Goal. Gather all lines from the material that contain the word "скоропортящихся".

Dataset rows

--------------------------------

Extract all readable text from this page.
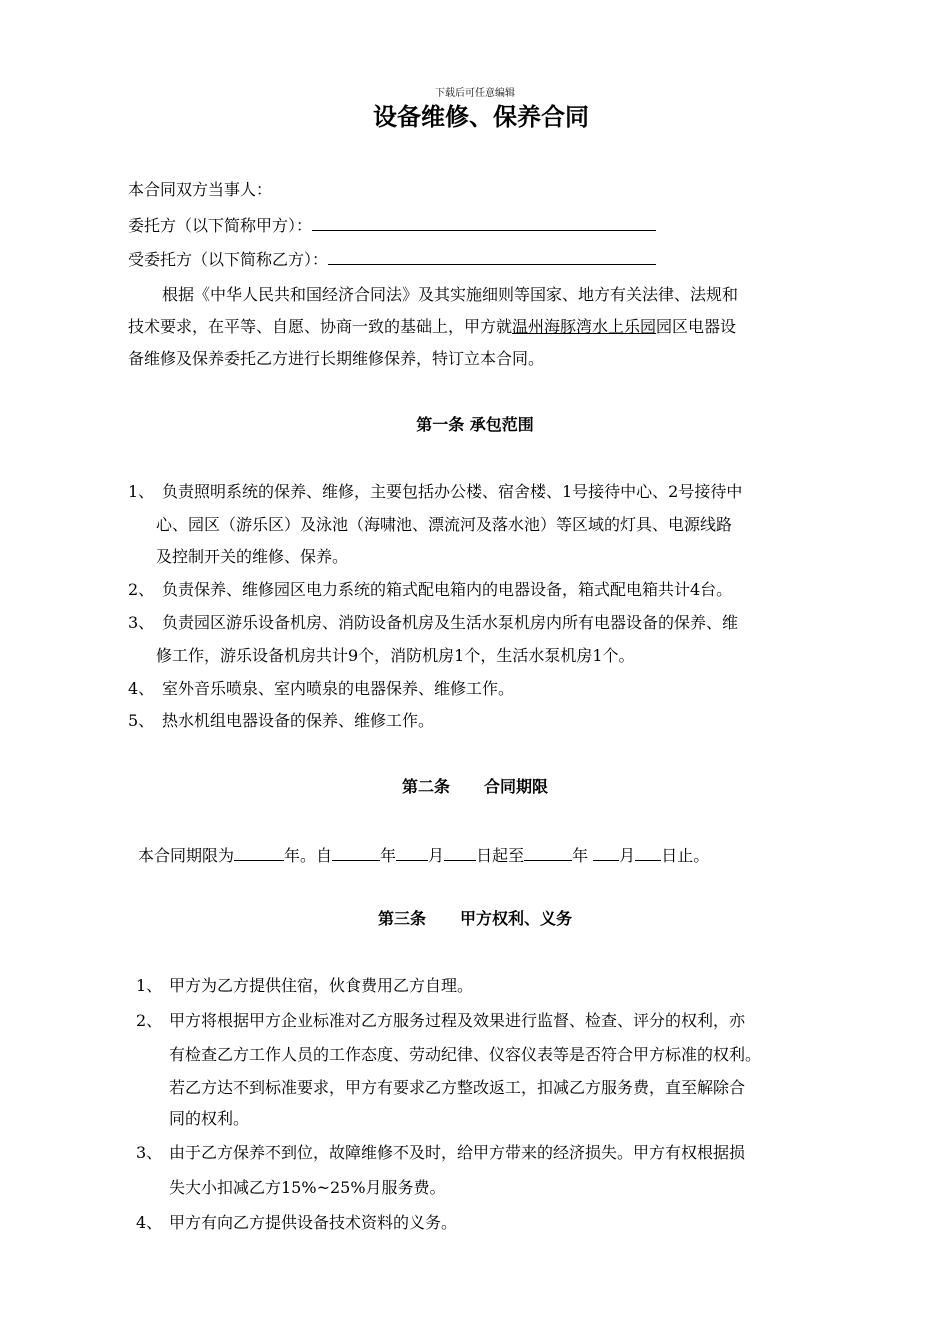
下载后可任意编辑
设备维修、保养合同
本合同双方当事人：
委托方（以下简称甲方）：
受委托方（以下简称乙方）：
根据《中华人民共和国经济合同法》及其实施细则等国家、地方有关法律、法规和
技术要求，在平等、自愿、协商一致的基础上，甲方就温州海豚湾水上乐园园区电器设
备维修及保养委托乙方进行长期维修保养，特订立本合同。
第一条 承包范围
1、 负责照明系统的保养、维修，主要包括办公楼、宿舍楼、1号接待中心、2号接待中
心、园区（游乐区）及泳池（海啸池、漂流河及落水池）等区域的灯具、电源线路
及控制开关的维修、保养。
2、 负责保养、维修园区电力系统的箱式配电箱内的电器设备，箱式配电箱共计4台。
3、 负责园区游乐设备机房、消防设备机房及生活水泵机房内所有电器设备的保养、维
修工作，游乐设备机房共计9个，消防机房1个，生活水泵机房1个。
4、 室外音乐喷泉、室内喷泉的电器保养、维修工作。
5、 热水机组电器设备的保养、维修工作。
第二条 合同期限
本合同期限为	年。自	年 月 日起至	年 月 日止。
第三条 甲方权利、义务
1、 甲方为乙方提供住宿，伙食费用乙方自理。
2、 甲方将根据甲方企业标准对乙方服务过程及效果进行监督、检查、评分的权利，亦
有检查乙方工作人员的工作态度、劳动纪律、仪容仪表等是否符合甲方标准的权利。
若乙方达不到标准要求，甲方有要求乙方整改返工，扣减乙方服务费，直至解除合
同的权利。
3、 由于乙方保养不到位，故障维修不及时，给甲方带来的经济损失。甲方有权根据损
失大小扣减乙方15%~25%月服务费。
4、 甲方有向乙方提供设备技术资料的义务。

--------------------------------

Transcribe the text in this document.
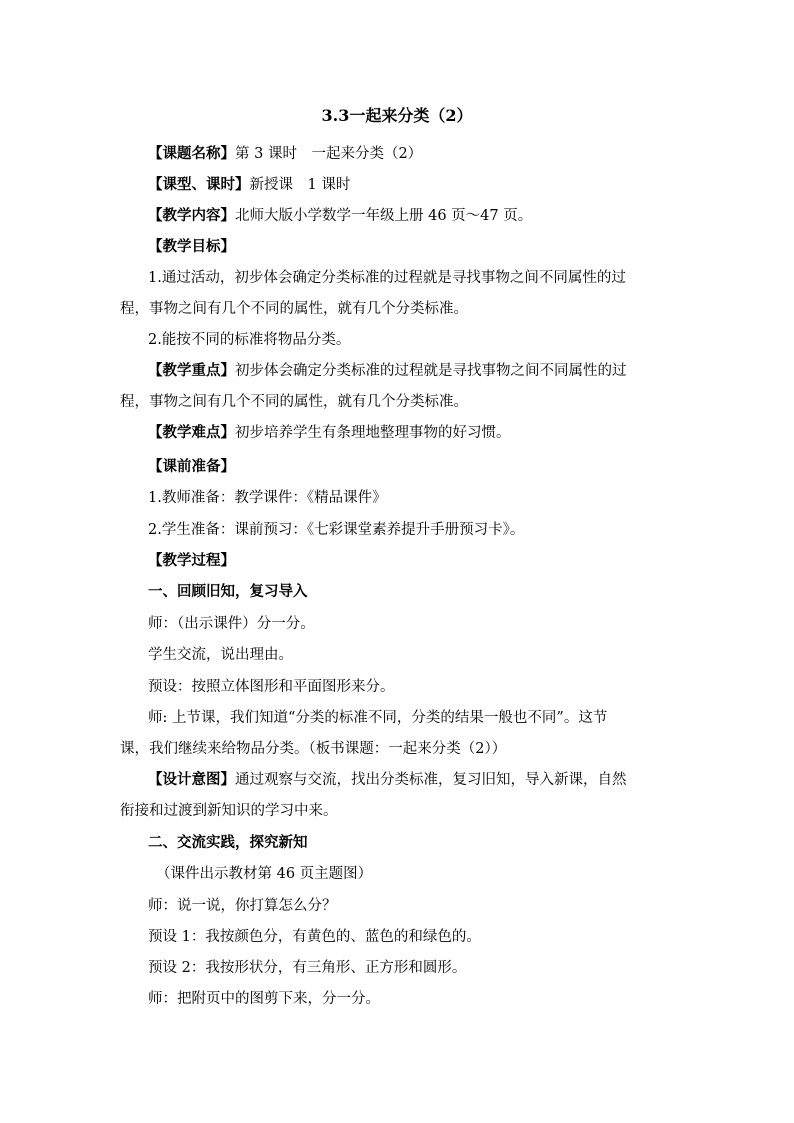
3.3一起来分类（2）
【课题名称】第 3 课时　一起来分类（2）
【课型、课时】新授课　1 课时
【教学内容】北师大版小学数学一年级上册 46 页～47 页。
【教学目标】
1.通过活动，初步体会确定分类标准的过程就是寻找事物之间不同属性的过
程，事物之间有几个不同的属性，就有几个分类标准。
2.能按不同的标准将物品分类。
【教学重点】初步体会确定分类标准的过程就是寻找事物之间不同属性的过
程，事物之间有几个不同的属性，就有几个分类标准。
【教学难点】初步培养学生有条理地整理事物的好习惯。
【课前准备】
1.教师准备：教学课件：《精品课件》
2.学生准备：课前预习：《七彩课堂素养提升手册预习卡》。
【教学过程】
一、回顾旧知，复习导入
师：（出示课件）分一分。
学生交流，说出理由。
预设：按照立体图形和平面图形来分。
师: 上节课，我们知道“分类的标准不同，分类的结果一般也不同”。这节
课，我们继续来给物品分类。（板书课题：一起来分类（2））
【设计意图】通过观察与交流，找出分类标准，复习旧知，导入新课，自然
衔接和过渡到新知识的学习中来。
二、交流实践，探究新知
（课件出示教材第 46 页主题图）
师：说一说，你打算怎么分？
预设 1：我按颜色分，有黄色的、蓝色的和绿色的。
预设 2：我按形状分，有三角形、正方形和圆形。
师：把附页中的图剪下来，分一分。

--------------------------------

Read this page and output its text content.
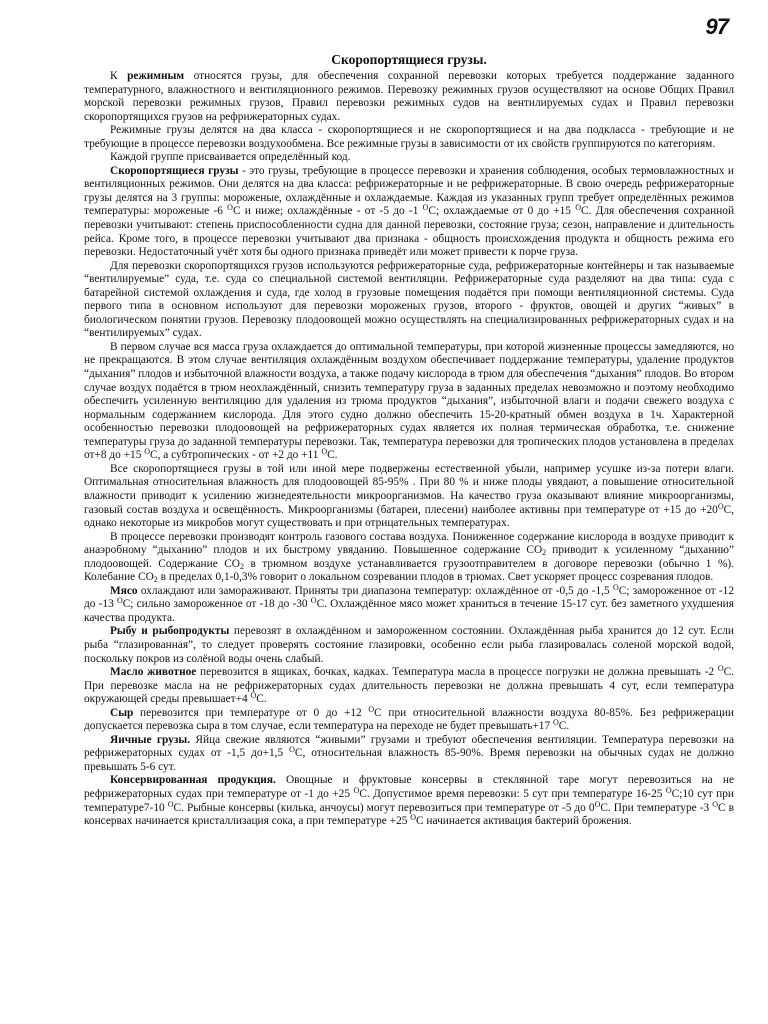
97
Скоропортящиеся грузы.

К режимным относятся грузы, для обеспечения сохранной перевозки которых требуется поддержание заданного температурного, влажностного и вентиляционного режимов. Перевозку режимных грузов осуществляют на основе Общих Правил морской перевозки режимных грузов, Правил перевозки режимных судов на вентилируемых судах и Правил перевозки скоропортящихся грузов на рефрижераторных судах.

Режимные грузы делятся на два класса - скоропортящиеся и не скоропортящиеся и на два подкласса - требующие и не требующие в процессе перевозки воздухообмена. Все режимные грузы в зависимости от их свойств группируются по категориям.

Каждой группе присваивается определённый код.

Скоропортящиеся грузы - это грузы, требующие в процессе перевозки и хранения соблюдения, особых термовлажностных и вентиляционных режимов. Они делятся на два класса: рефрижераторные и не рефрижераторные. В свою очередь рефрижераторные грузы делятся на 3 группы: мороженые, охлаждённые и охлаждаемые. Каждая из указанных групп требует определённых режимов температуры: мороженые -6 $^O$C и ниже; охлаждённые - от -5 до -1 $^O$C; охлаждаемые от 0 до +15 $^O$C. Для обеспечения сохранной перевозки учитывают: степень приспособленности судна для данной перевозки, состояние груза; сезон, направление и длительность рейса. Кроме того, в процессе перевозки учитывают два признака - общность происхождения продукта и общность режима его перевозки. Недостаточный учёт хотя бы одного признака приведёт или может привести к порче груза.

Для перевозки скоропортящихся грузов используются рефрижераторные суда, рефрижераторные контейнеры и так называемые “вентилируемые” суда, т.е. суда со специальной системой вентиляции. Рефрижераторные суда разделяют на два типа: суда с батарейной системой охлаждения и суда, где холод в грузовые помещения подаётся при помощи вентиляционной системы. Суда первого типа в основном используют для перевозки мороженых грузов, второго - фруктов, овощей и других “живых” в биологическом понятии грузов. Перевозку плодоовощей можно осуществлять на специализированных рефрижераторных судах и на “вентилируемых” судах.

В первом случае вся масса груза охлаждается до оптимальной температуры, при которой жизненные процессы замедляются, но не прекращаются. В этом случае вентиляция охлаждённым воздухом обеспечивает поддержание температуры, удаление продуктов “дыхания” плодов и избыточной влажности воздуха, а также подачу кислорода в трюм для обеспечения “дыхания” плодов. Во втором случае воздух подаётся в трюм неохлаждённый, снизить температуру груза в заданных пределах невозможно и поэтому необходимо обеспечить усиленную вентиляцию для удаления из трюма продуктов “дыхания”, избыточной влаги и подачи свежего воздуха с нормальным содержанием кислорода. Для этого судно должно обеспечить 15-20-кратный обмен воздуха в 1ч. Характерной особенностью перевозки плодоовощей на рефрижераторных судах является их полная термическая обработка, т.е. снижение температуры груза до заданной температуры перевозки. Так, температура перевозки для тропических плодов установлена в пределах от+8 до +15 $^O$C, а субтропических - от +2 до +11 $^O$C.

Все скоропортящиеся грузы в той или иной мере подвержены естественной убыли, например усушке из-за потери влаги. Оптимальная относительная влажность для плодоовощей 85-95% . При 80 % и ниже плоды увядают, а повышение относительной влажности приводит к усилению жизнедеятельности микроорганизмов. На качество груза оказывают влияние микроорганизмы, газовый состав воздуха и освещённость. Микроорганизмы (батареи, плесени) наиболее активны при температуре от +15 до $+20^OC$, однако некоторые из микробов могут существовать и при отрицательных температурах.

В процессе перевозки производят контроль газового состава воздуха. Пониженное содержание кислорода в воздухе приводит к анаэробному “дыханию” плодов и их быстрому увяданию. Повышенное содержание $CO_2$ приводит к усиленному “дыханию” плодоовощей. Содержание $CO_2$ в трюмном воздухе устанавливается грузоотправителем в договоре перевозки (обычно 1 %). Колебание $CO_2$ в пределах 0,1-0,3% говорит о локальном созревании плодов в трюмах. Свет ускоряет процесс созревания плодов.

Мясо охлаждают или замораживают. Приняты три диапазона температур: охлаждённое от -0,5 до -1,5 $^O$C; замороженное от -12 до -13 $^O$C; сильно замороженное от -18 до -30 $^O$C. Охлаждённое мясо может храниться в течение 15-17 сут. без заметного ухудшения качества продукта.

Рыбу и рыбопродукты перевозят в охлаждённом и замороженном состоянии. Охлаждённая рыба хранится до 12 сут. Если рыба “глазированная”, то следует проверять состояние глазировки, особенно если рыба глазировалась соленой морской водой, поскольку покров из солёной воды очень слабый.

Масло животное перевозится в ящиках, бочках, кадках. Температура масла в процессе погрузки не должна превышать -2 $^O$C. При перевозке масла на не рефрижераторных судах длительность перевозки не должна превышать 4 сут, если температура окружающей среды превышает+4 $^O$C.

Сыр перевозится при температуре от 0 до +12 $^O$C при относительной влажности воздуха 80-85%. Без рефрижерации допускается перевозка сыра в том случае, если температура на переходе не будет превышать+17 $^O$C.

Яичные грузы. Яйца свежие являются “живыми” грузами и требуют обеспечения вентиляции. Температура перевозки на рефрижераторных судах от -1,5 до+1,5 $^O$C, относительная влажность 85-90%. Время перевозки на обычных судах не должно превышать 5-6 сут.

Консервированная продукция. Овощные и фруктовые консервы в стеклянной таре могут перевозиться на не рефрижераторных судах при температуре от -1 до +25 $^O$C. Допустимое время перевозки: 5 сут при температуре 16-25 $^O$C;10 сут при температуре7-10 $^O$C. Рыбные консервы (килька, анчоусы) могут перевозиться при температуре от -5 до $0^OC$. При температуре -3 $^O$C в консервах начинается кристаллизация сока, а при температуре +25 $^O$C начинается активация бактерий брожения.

--------------------------------

Result.
К режимным относятся грузы, для обеспечения сохранной перевозки которых требуется поддержание заданного температурного, влажностного и вентиляционного режимов. Перевозку режимных грузов осуществляют на основе Общих Правил морской перевозки режимных грузов, Правил перевозки режимных судов на вентилируемых судах и Правил перевозки скоропортящихся грузов на рефрижераторных судах.
Для перевозки скоропортящихся грузов используются рефрижераторные суда, рефрижераторные контейнеры и так называемые “вентилируемые” суда, т.е. суда со специальной системой вентиляции. Рефрижераторные суда разделяют на два типа: суда с батарейной системой охлаждения и суда, где холод в грузовые помещения подаётся при помощи вентиляционной системы. Суда первого типа в основном используют для перевозки мороженых грузов, второго - фруктов, овощей и других “живых” в биологическом понятии грузов. Перевозку плодоовощей можно осуществлять на специализированных рефрижераторных судах и на “вентилируемых” судах.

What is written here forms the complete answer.